## CHALLENGE
Each entry must be given again exactly; images do not belong in the copy.

## start

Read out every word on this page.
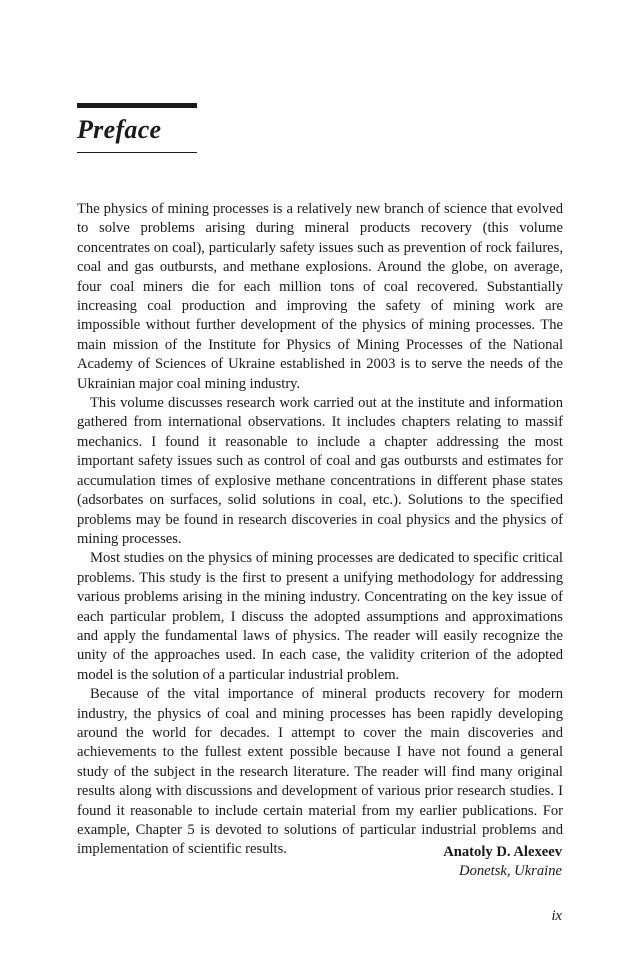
Preface

The physics of mining processes is a relatively new branch of science that evolved to solve problems arising during mineral products recovery (this volume concentrates on coal), particularly safety issues such as prevention of rock failures, coal and gas outbursts, and methane explosions. Around the globe, on average, four coal miners die for each million tons of coal recovered. Substantially increasing coal production and improving the safety of mining work are impossible without further development of the physics of mining processes. The main mission of the Institute for Physics of Mining Processes of the National Academy of Sciences of Ukraine established in 2003 is to serve the needs of the Ukrainian major coal mining industry.

This volume discusses research work carried out at the institute and information gathered from international observations. It includes chapters relating to massif mechanics. I found it reasonable to include a chapter addressing the most important safety issues such as control of coal and gas outbursts and estimates for accumulation times of explosive methane concentrations in different phase states (adsorbates on surfaces, solid solutions in coal, etc.). Solutions to the specified problems may be found in research discoveries in coal physics and the physics of mining processes.

Most studies on the physics of mining processes are dedicated to specific critical problems. This study is the first to present a unifying methodology for addressing various problems arising in the mining industry. Concentrating on the key issue of each particular problem, I discuss the adopted assumptions and approximations and apply the fundamental laws of physics. The reader will easily recognize the unity of the approaches used. In each case, the validity criterion of the adopted model is the solution of a particular industrial problem.

Because of the vital importance of mineral products recovery for modern industry, the physics of coal and mining processes has been rapidly developing around the world for decades. I attempt to cover the main discoveries and achievements to the fullest extent possible because I have not found a general study of the subject in the research literature. The reader will find many original results along with discussions and development of various prior research studies. I found it reasonable to include certain material from my earlier publications. For example, Chapter 5 is devoted to solutions of particular industrial problems and implementation of scientific results.	Anatoly D. Alexeev
Donetsk, Ukraine
ix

## end

## SOLUTION FOR THIS TASK
Read out every word on this page.
Preface

The physics of mining processes is a relatively new branch of science that evolved to solve problems arising during mineral products recovery (this volume concentrates on coal), particularly safety issues such as prevention of rock failures, coal and gas outbursts, and methane explosions. Around the globe, on average, four coal miners die for each million tons of coal recovered. Substantially increasing coal production and improving the safety of mining work are impossible without further development of the physics of mining processes. The main mission of the Institute for Physics of Mining Processes of the National Academy of Sciences of Ukraine established in 2003 is to serve the needs of the Ukrainian major coal mining industry.

This volume discusses research work carried out at the institute and information gathered from international observations. It includes chapters relating to massif mechanics. I found it reasonable to include a chapter addressing the most important safety issues such as control of coal and gas outbursts and estimates for accumulation times of explosive methane concentrations in different phase states (adsorbates on surfaces, solid solutions in coal, etc.). Solutions to the specified problems may be found in research discoveries in coal physics and the physics of mining processes.

Most studies on the physics of mining processes are dedicated to specific critical problems. This study is the first to present a unifying methodology for addressing various problems arising in the mining industry. Concentrating on the key issue of each particular problem, I discuss the adopted assumptions and approximations and apply the fundamental laws of physics. The reader will easily recognize the unity of the approaches used. In each case, the validity criterion of the adopted model is the solution of a particular industrial problem.

Because of the vital importance of mineral products recovery for modern industry, the physics of coal and mining processes has been rapidly developing around the world for decades. I attempt to cover the main discoveries and achievements to the fullest extent possible because I have not found a general study of the subject in the research literature. The reader will find many original results along with discussions and development of various prior research studies. I found it reasonable to include certain material from my earlier publications. For example, Chapter 5 is devoted to solutions of particular industrial problems and implementation of scientific results.	Anatoly D. Alexeev
Donetsk, Ukraine
ix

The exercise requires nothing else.